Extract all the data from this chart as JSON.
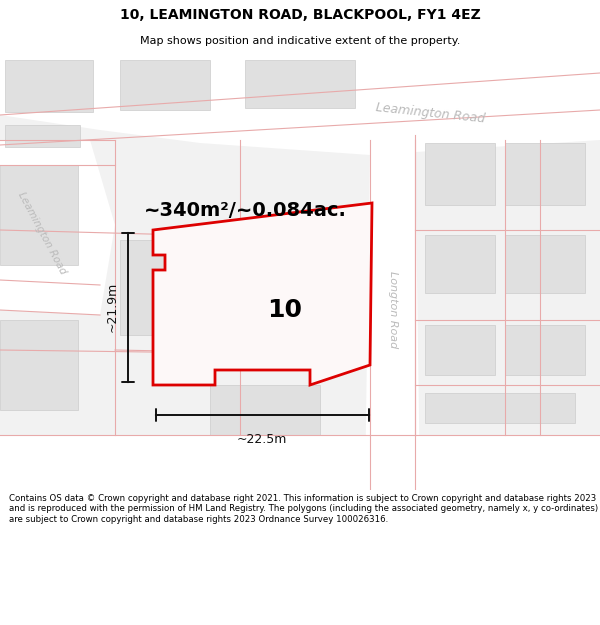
{
  "title": "10, LEAMINGTON ROAD, BLACKPOOL, FY1 4EZ",
  "subtitle": "Map shows position and indicative extent of the property.",
  "footer": "Contains OS data © Crown copyright and database right 2021. This information is subject to Crown copyright and database rights 2023 and is reproduced with the permission of HM Land Registry. The polygons (including the associated geometry, namely x, y co-ordinates) are subject to Crown copyright and database rights 2023 Ordnance Survey 100026316.",
  "area_text": "~340m²/~0.084ac.",
  "label_10": "10",
  "dim_width": "~22.5m",
  "dim_height": "~21.9m",
  "road_label_leamington_top": "Leamington Road",
  "road_label_leamington_left": "Leamington Road",
  "road_label_longton": "Longton Road",
  "bg_color": "#f2f2f2",
  "road_fill": "#ffffff",
  "block_fill": "#e0e0e0",
  "block_edge": "#cccccc",
  "road_line": "#e8aaaa",
  "plot_color": "#dd0000",
  "plot_fill": "#fdf8f8",
  "dim_line_color": "#111111",
  "text_road_color": "#bbbbbb",
  "title_fontsize": 10,
  "subtitle_fontsize": 8,
  "footer_fontsize": 6.2,
  "area_fontsize": 14,
  "label_fontsize": 18,
  "dim_fontsize": 9,
  "road_label_fontsize": 9
}
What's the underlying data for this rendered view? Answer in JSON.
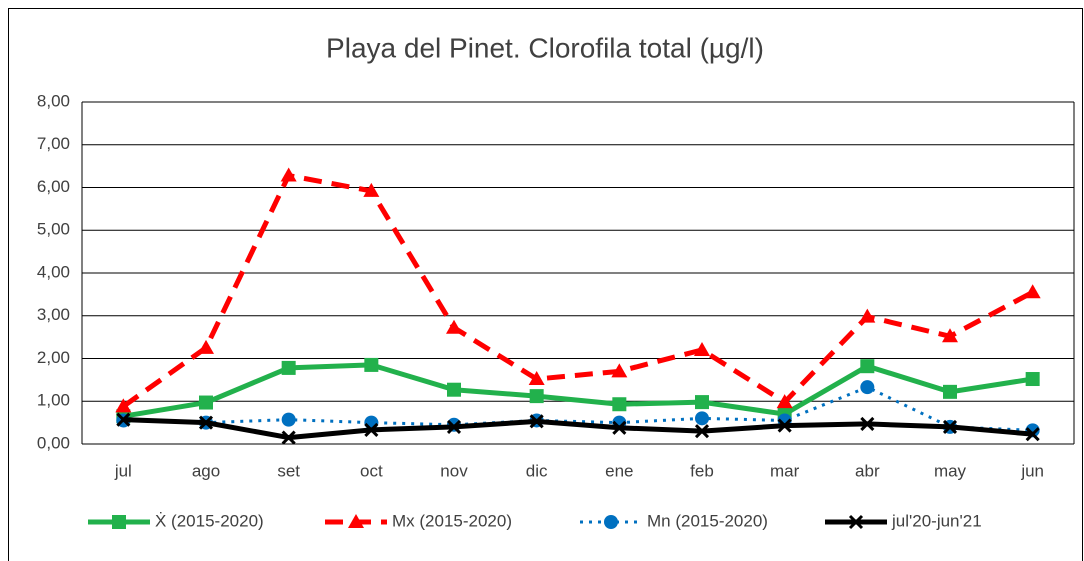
{
  "chart_data": {
    "type": "line",
    "title": "Playa del Pinet. Clorofila total (µg/l)",
    "categories": [
      "jul",
      "ago",
      "set",
      "oct",
      "nov",
      "dic",
      "ene",
      "feb",
      "mar",
      "abr",
      "may",
      "jun"
    ],
    "series": [
      {
        "name": "Ẋ (2015-2020)",
        "color": "#22b14c",
        "dash": "solid",
        "marker": "square",
        "values": [
          0.65,
          0.97,
          1.78,
          1.85,
          1.27,
          1.12,
          0.93,
          0.98,
          0.7,
          1.82,
          1.22,
          1.52
        ]
      },
      {
        "name": "Mx (2015-2020)",
        "color": "#ff0000",
        "dash": "dashed",
        "marker": "triangle",
        "values": [
          0.88,
          2.25,
          6.28,
          5.92,
          2.72,
          1.52,
          1.7,
          2.2,
          0.98,
          2.98,
          2.52,
          3.55
        ]
      },
      {
        "name": "Mn (2015-2020)",
        "color": "#0070c0",
        "dash": "dotted",
        "marker": "circle",
        "values": [
          0.55,
          0.5,
          0.57,
          0.5,
          0.45,
          0.55,
          0.5,
          0.6,
          0.55,
          1.33,
          0.4,
          0.32
        ]
      },
      {
        "name": "jul'20-jun'21",
        "color": "#000000",
        "dash": "solid",
        "marker": "x",
        "values": [
          0.57,
          0.5,
          0.15,
          0.33,
          0.4,
          0.53,
          0.38,
          0.3,
          0.43,
          0.47,
          0.4,
          0.23
        ]
      }
    ],
    "ylim": [
      0,
      8
    ],
    "yticks": [
      {
        "value": 0,
        "label": "0,00"
      },
      {
        "value": 1,
        "label": "1,00"
      },
      {
        "value": 2,
        "label": "2,00"
      },
      {
        "value": 3,
        "label": "3,00"
      },
      {
        "value": 4,
        "label": "4,00"
      },
      {
        "value": 5,
        "label": "5,00"
      },
      {
        "value": 6,
        "label": "6,00"
      },
      {
        "value": 7,
        "label": "7,00"
      },
      {
        "value": 8,
        "label": "8,00"
      }
    ],
    "grid": true,
    "legend": "bottom"
  }
}
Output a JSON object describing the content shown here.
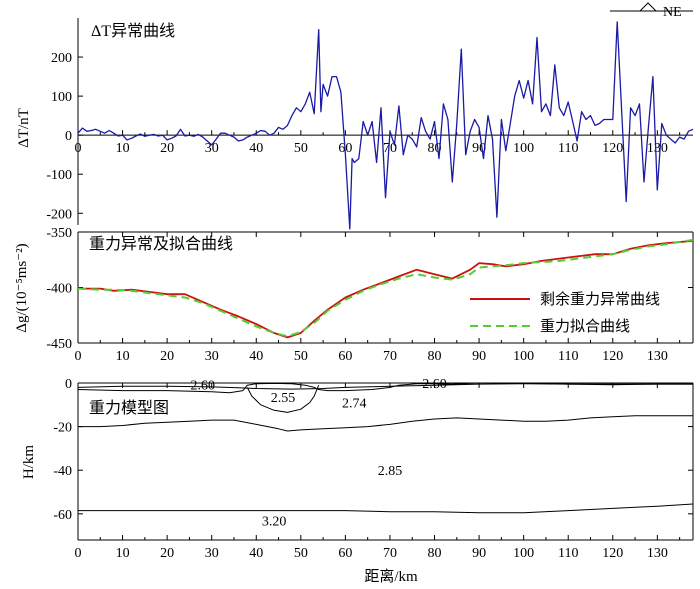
{
  "north_arrow": {
    "label": "NE"
  },
  "chart_data": [
    {
      "type": "line",
      "title": "ΔT异常曲线",
      "ylabel": "ΔT/nT",
      "xlim": [
        0,
        138
      ],
      "ylim": [
        -230,
        300
      ],
      "xticks": [
        0,
        10,
        20,
        30,
        40,
        50,
        60,
        70,
        80,
        90,
        100,
        110,
        120,
        130
      ],
      "yticks": [
        200,
        100,
        0,
        -100,
        -200
      ],
      "color": "#1a1aa6",
      "series": [
        {
          "x": [
            0,
            1,
            2,
            3,
            4,
            5,
            6,
            7,
            8,
            9,
            10,
            11,
            12,
            13,
            14,
            15,
            16,
            17,
            18,
            19,
            20,
            21,
            22,
            23,
            24,
            25,
            26,
            27,
            28,
            29,
            30,
            31,
            32,
            33,
            34,
            35,
            36,
            37,
            38,
            39,
            40,
            41,
            42,
            43,
            44,
            45,
            46,
            47,
            48,
            49,
            50,
            51,
            52,
            53,
            54,
            54.5,
            55,
            56,
            57,
            58,
            59,
            60,
            61,
            61.5,
            62,
            63,
            64,
            65,
            66,
            67,
            68,
            69,
            70,
            71,
            72,
            73,
            74,
            75,
            76,
            77,
            78,
            79,
            80,
            81,
            82,
            83,
            84,
            85,
            86,
            87,
            88,
            89,
            90,
            91,
            92,
            93,
            94,
            95,
            96,
            97,
            98,
            99,
            100,
            101,
            102,
            103,
            104,
            105,
            106,
            107,
            108,
            109,
            110,
            111,
            112,
            113,
            114,
            115,
            116,
            117,
            118,
            119,
            120,
            121,
            122,
            123,
            124,
            125,
            126,
            127,
            128,
            129,
            130,
            131,
            132,
            133,
            134,
            135,
            136,
            137,
            138
          ],
          "y": [
            5,
            18,
            10,
            12,
            15,
            10,
            5,
            12,
            5,
            -2,
            0,
            -12,
            -8,
            -2,
            3,
            -3,
            0,
            2,
            -2,
            0,
            -12,
            -8,
            -2,
            15,
            -2,
            0,
            -3,
            2,
            -5,
            -15,
            -25,
            -10,
            5,
            5,
            0,
            -5,
            -15,
            -12,
            -5,
            0,
            5,
            12,
            10,
            0,
            5,
            20,
            15,
            25,
            50,
            70,
            60,
            80,
            110,
            55,
            270,
            60,
            130,
            100,
            150,
            150,
            110,
            -50,
            -240,
            -60,
            -70,
            -60,
            35,
            0,
            35,
            -70,
            70,
            -160,
            10,
            -25,
            75,
            -50,
            0,
            -10,
            -30,
            45,
            10,
            -10,
            35,
            -60,
            80,
            40,
            -120,
            30,
            220,
            -50,
            10,
            40,
            20,
            -60,
            50,
            -10,
            -210,
            40,
            -40,
            30,
            100,
            140,
            95,
            140,
            80,
            250,
            60,
            80,
            50,
            180,
            70,
            50,
            85,
            35,
            -15,
            60,
            40,
            50,
            25,
            30,
            40,
            40,
            40,
            290,
            60,
            -170,
            70,
            50,
            80,
            -120,
            20,
            150,
            -140,
            30,
            0,
            -10,
            -20,
            -5,
            -10,
            10,
            15
          ]
        }
      ]
    },
    {
      "type": "line",
      "title": "重力异常及拟合曲线",
      "ylabel": "Δg/(10⁻⁵ms⁻²)",
      "xlim": [
        0,
        138
      ],
      "ylim": [
        -450,
        -350
      ],
      "xticks": [
        0,
        10,
        20,
        30,
        40,
        50,
        60,
        70,
        80,
        90,
        100,
        110,
        120,
        130
      ],
      "yticks": [
        -350,
        -400,
        -450
      ],
      "legend": "right",
      "series": [
        {
          "name": "剩余重力异常曲线",
          "color": "#cc1111",
          "x": [
            0,
            5,
            8,
            12,
            16,
            20,
            24,
            28,
            32,
            36,
            40,
            44,
            47,
            50,
            53,
            56,
            60,
            64,
            68,
            72,
            76,
            80,
            84,
            88,
            90,
            93,
            96,
            100,
            104,
            108,
            112,
            116,
            120,
            124,
            128,
            132,
            138
          ],
          "y": [
            -401,
            -401,
            -403,
            -402,
            -404,
            -406,
            -406,
            -413,
            -420,
            -426,
            -433,
            -441,
            -445,
            -441,
            -430,
            -420,
            -409,
            -402,
            -396,
            -390,
            -384,
            -388,
            -392,
            -384,
            -378,
            -379,
            -381,
            -379,
            -376,
            -374,
            -372,
            -370,
            -370,
            -365,
            -362,
            -360,
            -358
          ]
        },
        {
          "name": "重力拟合曲线",
          "color": "#55cc33",
          "x": [
            0,
            5,
            8,
            12,
            16,
            20,
            24,
            28,
            32,
            36,
            40,
            44,
            47,
            50,
            53,
            56,
            60,
            64,
            68,
            72,
            76,
            80,
            84,
            88,
            90,
            93,
            96,
            100,
            104,
            108,
            112,
            116,
            120,
            124,
            128,
            132,
            138
          ],
          "y": [
            -401,
            -402,
            -402,
            -403,
            -405,
            -407,
            -409,
            -414,
            -421,
            -428,
            -435,
            -441,
            -444,
            -440,
            -432,
            -421,
            -411,
            -403,
            -397,
            -392,
            -388,
            -391,
            -393,
            -388,
            -382,
            -381,
            -380,
            -378,
            -377,
            -376,
            -374,
            -372,
            -370,
            -366,
            -363,
            -361,
            -357
          ]
        }
      ]
    },
    {
      "type": "line",
      "title": "重力模型图",
      "xlabel": "距离/km",
      "ylabel": "H/km",
      "xlim": [
        0,
        138
      ],
      "ylim": [
        -72,
        0
      ],
      "xticks": [
        0,
        10,
        20,
        30,
        40,
        50,
        60,
        70,
        80,
        90,
        100,
        110,
        120,
        130
      ],
      "yticks": [
        0,
        -20,
        -40,
        -60
      ],
      "series": [
        {
          "x": [
            0,
            10,
            20,
            30,
            36,
            40,
            48,
            55,
            60,
            70,
            80,
            90,
            100,
            110,
            120,
            130,
            138
          ],
          "y": [
            -2,
            -1.5,
            -1.5,
            -1.8,
            -2.2,
            -2.5,
            -2.8,
            -2.5,
            -2,
            -1.5,
            -1,
            -0.5,
            -0.3,
            -0.5,
            -0.8,
            -0.5,
            -0.5
          ]
        },
        {
          "x": [
            0,
            10,
            20,
            30,
            34,
            37,
            38,
            40,
            44,
            48,
            51,
            53,
            54,
            56,
            60,
            66,
            70,
            72,
            76,
            80,
            84,
            90,
            100,
            110,
            120,
            130,
            138
          ],
          "y": [
            -3,
            -3.5,
            -3.5,
            -4,
            -4.5,
            -3.5,
            -1,
            -0.3,
            -0.2,
            -0.3,
            -1,
            -2,
            -3,
            -3.5,
            -3.5,
            -3,
            -2,
            -1,
            -0.3,
            -0.3,
            -0.5,
            0,
            0,
            -0.5,
            -0.5,
            -0.5,
            -0.5
          ]
        },
        {
          "x": [
            38,
            39,
            41,
            44,
            47,
            50,
            52,
            53,
            54
          ],
          "y": [
            -2,
            -6,
            -10,
            -12.5,
            -13.5,
            -12,
            -9,
            -6,
            -1
          ]
        },
        {
          "x": [
            0,
            5,
            10,
            15,
            20,
            25,
            30,
            35,
            40,
            45,
            47,
            50,
            55,
            60,
            65,
            70,
            75,
            80,
            85,
            90,
            95,
            100,
            105,
            110,
            115,
            120,
            125,
            130,
            138
          ],
          "y": [
            -20,
            -20,
            -19.5,
            -18.5,
            -18,
            -17.5,
            -17,
            -17,
            -19,
            -21,
            -22,
            -21.5,
            -21,
            -20.5,
            -20,
            -19,
            -17.5,
            -16.5,
            -16,
            -16.5,
            -17,
            -17.5,
            -17.5,
            -17,
            -16,
            -15.5,
            -15,
            -15,
            -15
          ]
        },
        {
          "x": [
            0,
            10,
            20,
            30,
            40,
            50,
            60,
            70,
            80,
            90,
            100,
            110,
            120,
            130,
            138
          ],
          "y": [
            -58.5,
            -58.5,
            -58.5,
            -58.5,
            -58.5,
            -58.5,
            -58.5,
            -59,
            -59,
            -59.5,
            -59.5,
            -58.5,
            -57.5,
            -56.5,
            -55.5
          ]
        }
      ],
      "annotations": [
        {
          "text": "2.60",
          "x": 28,
          "y": -0.8
        },
        {
          "text": "2.55",
          "x": 46,
          "y": -6.5
        },
        {
          "text": "2.74",
          "x": 62,
          "y": -9
        },
        {
          "text": "2.60",
          "x": 80,
          "y": 0
        },
        {
          "text": "2.85",
          "x": 70,
          "y": -40
        },
        {
          "text": "3.20",
          "x": 44,
          "y": -63
        }
      ]
    }
  ]
}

● What the task requires
Show every line that contains the word "right".

● Problem solution
  "footer": "Contains OS data © Crown copyright and database right 2021. This information is subject to Crown copyright and database rights 2023 and is reproduced with the permission of HM Land Registry. The polygons (including the associated geometry, namely x, y co-ordinates) are subject to Crown copyright and database rights 2023 Ordnance Survey 100026316.",
      "legend": "right",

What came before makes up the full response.